Find the word "Open" in the listing; pull out each line holding it.

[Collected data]
[start]

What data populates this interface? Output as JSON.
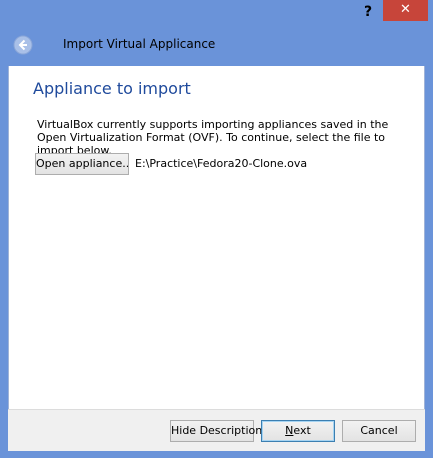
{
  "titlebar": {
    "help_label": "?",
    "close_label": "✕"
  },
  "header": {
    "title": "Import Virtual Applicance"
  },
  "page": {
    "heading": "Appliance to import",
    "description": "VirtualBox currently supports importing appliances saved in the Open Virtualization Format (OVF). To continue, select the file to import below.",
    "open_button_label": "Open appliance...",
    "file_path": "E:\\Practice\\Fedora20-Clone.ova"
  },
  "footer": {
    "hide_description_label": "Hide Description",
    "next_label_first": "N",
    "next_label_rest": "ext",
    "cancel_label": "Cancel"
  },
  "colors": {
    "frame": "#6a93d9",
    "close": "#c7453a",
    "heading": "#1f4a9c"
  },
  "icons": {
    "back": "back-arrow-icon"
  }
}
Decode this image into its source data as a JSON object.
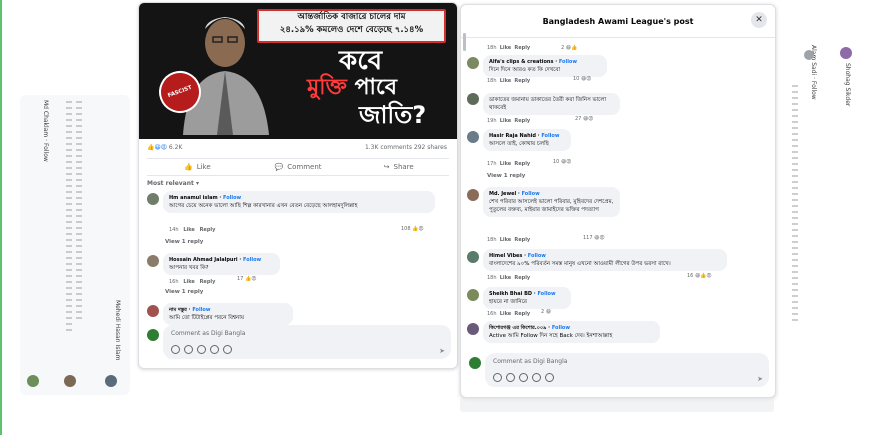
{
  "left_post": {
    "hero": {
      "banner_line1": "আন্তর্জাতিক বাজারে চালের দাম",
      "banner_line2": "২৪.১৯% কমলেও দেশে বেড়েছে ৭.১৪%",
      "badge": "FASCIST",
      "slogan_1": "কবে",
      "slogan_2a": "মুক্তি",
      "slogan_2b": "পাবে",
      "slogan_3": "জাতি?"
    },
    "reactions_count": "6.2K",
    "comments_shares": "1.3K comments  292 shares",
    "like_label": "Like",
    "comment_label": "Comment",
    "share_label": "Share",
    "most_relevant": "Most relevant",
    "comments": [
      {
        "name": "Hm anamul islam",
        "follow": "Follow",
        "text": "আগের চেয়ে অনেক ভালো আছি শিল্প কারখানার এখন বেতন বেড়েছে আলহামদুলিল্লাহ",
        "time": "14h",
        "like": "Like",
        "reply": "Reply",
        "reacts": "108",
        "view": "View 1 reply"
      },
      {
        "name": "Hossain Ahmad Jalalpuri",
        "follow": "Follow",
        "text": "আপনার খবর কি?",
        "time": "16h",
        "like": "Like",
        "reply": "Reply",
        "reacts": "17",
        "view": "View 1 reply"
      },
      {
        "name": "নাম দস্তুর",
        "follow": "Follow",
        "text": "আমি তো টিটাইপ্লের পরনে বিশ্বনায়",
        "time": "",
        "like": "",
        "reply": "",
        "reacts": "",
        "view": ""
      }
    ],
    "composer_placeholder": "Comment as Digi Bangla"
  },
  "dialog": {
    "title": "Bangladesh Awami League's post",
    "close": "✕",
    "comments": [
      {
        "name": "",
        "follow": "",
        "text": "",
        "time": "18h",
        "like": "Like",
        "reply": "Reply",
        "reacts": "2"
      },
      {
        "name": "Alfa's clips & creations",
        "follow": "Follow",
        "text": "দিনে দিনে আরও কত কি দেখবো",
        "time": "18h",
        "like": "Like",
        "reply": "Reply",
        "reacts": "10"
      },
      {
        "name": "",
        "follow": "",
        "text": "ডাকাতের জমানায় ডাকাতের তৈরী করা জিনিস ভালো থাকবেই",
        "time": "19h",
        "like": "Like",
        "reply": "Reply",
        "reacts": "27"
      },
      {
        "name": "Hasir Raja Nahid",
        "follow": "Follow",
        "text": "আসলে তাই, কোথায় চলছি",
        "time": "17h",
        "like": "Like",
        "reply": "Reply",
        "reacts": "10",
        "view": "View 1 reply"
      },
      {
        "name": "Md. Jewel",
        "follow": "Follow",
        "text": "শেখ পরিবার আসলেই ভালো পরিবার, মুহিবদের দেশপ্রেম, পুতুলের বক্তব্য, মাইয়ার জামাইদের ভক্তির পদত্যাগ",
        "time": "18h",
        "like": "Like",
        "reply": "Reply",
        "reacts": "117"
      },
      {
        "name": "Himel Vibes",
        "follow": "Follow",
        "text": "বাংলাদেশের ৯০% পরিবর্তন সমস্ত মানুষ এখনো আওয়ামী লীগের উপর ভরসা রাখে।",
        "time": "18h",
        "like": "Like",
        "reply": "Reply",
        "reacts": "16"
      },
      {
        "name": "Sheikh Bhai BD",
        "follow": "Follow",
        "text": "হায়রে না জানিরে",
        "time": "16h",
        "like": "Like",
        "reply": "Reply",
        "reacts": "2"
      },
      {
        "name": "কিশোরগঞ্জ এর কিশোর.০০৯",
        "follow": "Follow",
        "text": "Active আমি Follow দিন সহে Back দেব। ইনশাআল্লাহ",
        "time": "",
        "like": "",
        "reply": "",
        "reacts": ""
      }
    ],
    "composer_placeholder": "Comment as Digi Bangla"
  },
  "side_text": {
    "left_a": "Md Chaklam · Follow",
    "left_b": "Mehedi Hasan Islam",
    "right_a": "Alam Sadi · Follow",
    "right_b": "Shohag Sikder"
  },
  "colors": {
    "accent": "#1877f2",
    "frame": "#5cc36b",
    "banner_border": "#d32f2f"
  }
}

[end]
[start]

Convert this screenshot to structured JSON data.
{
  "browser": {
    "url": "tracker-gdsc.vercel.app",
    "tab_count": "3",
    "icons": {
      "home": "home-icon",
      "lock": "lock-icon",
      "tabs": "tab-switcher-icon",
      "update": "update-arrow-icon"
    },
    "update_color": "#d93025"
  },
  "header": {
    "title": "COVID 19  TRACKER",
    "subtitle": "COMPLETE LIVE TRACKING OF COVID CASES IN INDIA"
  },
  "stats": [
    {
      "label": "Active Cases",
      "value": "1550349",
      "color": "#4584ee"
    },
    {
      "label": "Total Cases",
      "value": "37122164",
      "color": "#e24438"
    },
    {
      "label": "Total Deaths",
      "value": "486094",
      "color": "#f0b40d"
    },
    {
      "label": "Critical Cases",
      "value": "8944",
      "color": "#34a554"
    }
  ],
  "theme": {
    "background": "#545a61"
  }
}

[end]
[start]

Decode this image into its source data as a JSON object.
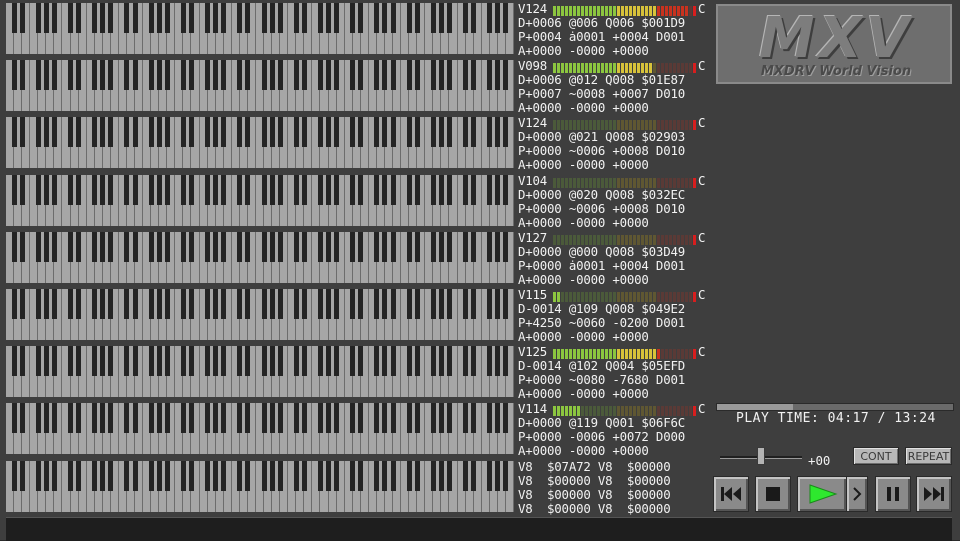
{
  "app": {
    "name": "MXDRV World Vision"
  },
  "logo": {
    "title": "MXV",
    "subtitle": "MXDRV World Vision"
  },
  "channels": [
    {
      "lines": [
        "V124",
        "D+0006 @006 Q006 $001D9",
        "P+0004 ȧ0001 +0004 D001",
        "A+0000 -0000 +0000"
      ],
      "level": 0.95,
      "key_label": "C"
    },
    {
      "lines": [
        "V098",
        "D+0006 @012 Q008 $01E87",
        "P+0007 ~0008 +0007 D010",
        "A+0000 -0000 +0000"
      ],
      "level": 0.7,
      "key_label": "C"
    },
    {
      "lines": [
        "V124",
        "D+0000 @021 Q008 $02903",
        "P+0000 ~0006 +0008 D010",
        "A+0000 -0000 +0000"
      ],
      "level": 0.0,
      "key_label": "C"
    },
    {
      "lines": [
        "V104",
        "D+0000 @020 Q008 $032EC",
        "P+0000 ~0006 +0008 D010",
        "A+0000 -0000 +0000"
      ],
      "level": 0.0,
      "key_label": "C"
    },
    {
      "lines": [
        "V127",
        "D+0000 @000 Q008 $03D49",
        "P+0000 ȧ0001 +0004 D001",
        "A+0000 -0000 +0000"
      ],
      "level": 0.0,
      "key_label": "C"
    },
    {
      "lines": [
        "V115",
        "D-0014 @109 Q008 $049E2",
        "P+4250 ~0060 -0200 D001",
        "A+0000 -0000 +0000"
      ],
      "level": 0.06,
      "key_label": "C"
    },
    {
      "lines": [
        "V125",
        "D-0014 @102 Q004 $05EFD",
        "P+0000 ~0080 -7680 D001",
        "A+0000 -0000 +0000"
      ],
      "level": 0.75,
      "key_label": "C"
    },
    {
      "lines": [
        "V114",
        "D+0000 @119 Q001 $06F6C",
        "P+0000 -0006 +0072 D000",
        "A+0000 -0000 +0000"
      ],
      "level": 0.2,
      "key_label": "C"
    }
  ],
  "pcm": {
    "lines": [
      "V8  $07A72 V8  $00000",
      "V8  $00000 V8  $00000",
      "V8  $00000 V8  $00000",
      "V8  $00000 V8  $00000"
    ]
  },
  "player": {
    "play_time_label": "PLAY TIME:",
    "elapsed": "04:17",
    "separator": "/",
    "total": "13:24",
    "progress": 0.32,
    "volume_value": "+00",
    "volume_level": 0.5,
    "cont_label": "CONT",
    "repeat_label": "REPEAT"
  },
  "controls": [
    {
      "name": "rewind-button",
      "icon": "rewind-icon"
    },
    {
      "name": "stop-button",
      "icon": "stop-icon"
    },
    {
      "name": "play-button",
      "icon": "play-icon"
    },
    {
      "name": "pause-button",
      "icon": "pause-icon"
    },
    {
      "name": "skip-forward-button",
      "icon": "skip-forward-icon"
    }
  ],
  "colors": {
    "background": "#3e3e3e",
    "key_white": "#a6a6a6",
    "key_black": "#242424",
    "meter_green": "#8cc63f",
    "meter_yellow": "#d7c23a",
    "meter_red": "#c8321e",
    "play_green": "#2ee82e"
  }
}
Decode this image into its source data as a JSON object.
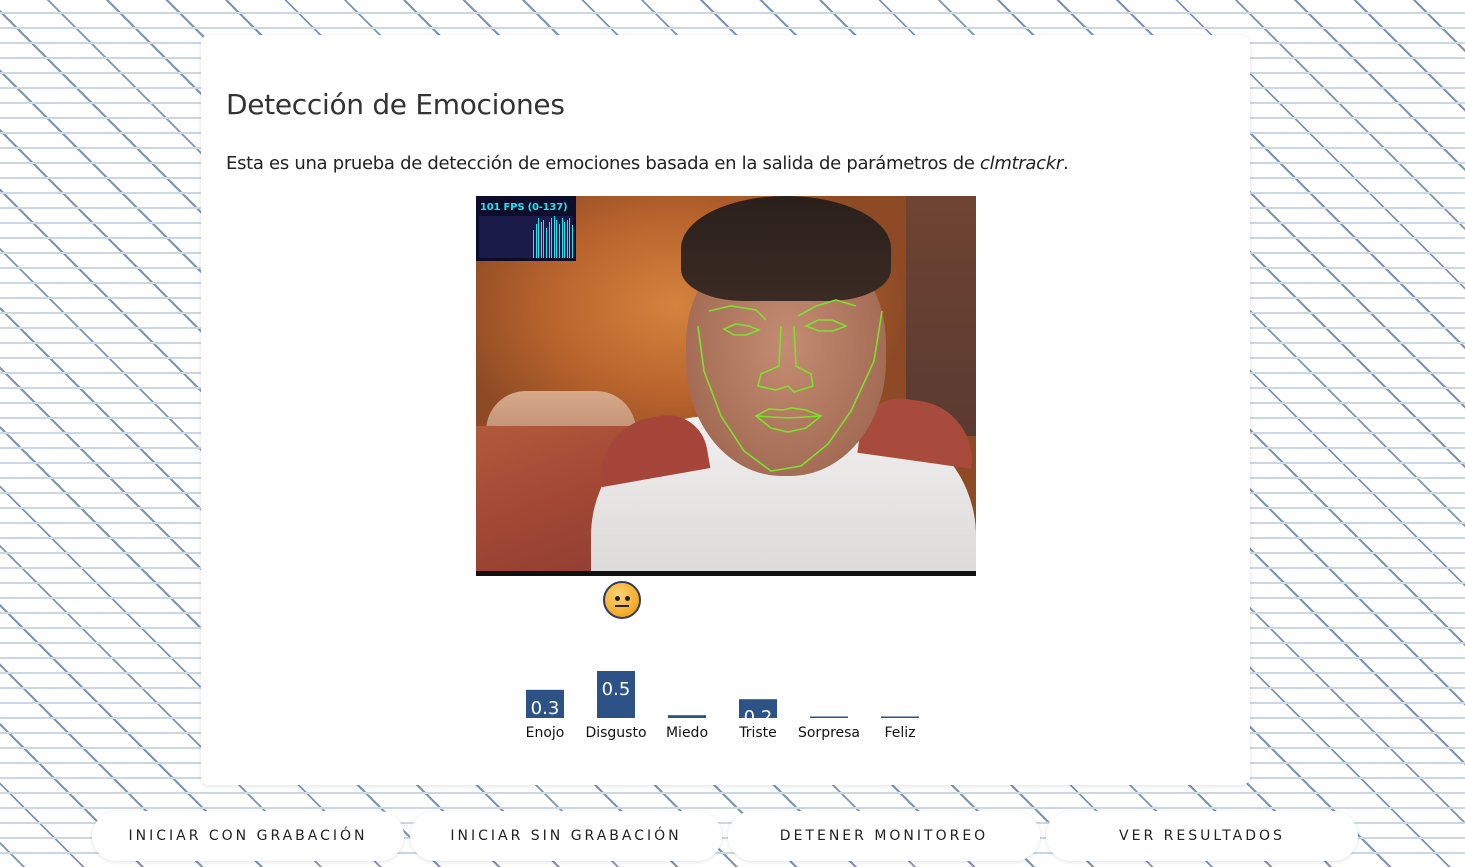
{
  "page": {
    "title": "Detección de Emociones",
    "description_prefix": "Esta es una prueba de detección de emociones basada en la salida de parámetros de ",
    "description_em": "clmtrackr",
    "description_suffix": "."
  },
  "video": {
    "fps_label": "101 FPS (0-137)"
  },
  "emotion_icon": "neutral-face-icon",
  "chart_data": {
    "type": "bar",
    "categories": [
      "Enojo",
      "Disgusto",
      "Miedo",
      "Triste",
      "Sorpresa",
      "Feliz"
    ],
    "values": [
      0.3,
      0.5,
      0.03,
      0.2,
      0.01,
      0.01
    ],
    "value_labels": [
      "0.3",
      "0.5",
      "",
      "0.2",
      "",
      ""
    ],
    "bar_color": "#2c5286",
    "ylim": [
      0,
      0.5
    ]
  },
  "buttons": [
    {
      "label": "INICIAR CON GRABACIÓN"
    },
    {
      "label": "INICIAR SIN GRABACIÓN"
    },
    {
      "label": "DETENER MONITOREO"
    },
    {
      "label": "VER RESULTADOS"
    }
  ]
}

[end]

* RESULT FOR THIS EXERCISE:
    "description": "VirtualBox currently supports importing appliances saved in the Open Virtualization Format (OVF). To continue, select the file to import below.",
    "open_button_label": "Open appliance...",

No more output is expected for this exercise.